§ **WRITTEN EXERCISE**:
Copy out every line of the data exactly.

§ **Data records**:

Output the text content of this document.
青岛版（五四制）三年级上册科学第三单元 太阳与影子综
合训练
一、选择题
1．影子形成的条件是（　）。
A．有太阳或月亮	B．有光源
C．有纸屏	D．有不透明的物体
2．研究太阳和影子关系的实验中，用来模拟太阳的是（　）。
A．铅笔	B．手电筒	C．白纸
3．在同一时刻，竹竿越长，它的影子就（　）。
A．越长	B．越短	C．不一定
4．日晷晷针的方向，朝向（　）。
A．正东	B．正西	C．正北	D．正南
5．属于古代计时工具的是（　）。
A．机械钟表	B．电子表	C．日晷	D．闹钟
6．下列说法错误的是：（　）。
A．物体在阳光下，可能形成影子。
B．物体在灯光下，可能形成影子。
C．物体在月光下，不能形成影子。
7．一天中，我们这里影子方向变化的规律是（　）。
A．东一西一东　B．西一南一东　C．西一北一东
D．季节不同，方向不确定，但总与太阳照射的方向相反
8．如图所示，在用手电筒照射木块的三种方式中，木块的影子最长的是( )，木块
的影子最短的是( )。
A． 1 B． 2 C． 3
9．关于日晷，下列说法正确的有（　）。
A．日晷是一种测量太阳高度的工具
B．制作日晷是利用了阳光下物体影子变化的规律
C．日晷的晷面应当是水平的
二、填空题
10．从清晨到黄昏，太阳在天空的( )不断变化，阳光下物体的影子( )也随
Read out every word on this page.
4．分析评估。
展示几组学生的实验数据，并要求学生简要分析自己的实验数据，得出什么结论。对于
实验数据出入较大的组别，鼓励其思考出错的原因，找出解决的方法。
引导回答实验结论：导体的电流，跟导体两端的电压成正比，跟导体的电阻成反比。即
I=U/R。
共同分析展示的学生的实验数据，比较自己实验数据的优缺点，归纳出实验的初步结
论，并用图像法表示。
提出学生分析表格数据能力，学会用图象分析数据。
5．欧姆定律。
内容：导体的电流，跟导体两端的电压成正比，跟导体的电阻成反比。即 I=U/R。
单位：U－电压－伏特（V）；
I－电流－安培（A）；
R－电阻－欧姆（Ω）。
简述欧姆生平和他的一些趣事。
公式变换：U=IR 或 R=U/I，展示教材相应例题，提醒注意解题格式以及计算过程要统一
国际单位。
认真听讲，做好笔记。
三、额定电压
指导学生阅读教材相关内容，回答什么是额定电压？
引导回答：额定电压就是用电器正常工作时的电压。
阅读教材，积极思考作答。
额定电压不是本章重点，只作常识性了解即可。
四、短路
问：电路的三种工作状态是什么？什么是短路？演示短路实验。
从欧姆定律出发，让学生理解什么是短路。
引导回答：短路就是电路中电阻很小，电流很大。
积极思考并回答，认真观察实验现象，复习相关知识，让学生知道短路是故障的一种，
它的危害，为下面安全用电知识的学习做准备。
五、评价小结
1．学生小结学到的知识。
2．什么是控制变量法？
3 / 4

§ **ANSWER TO THE EXERCISE**:
Output the text content of this document.
青岛版（五四制）三年级上册科学第三单元 太阳与影子综
合训练
一、选择题
1．影子形成的条件是（　）。
A．有太阳或月亮	B．有光源
C．有纸屏	D．有不透明的物体
2．研究太阳和影子关系的实验中，用来模拟太阳的是（　）。
A．铅笔	B．手电筒	C．白纸
3．在同一时刻，竹竿越长，它的影子就（　）。
A．越长	B．越短	C．不一定
4．日晷晷针的方向，朝向（　）。
A．正东	B．正西	C．正北	D．正南
5．属于古代计时工具的是（　）。
A．机械钟表	B．电子表	C．日晷	D．闹钟
6．下列说法错误的是：（　）。
A．物体在阳光下，可能形成影子。
B．物体在灯光下，可能形成影子。
C．物体在月光下，不能形成影子。
7．一天中，我们这里影子方向变化的规律是（　）。
A．东一西一东　B．西一南一东　C．西一北一东
D．季节不同，方向不确定，但总与太阳照射的方向相反
8．如图所示，在用手电筒照射木块的三种方式中，木块的影子最长的是( )，木块
的影子最短的是( )。
A． 1 B． 2 C． 3
9．关于日晷，下列说法正确的有（　）。
A．日晷是一种测量太阳高度的工具
B．制作日晷是利用了阳光下物体影子变化的规律
C．日晷的晷面应当是水平的
二、填空题
10．从清晨到黄昏，太阳在天空的( )不断变化，阳光下物体的影子( )也随
Read out every word on this page.
4．分析评估。
展示几组学生的实验数据，并要求学生简要分析自己的实验数据，得出什么结论。对于
实验数据出入较大的组别，鼓励其思考出错的原因，找出解决的方法。
引导回答实验结论：导体的电流，跟导体两端的电压成正比，跟导体的电阻成反比。即
I=U/R。
共同分析展示的学生的实验数据，比较自己实验数据的优缺点，归纳出实验的初步结
论，并用图像法表示。
提出学生分析表格数据能力，学会用图象分析数据。
5．欧姆定律。
内容：导体的电流，跟导体两端的电压成正比，跟导体的电阻成反比。即 I=U/R。
单位：U－电压－伏特（V）；
I－电流－安培（A）；
R－电阻－欧姆（Ω）。
简述欧姆生平和他的一些趣事。
公式变换：U=IR 或 R=U/I，展示教材相应例题，提醒注意解题格式以及计算过程要统一
国际单位。
认真听讲，做好笔记。
三、额定电压
指导学生阅读教材相关内容，回答什么是额定电压？
引导回答：额定电压就是用电器正常工作时的电压。
阅读教材，积极思考作答。
额定电压不是本章重点，只作常识性了解即可。
四、短路
问：电路的三种工作状态是什么？什么是短路？演示短路实验。
从欧姆定律出发，让学生理解什么是短路。
引导回答：短路就是电路中电阻很小，电流很大。
积极思考并回答，认真观察实验现象，复习相关知识，让学生知道短路是故障的一种，
它的危害，为下面安全用电知识的学习做准备。
五、评价小结
1．学生小结学到的知识。
2．什么是控制变量法？
3 / 4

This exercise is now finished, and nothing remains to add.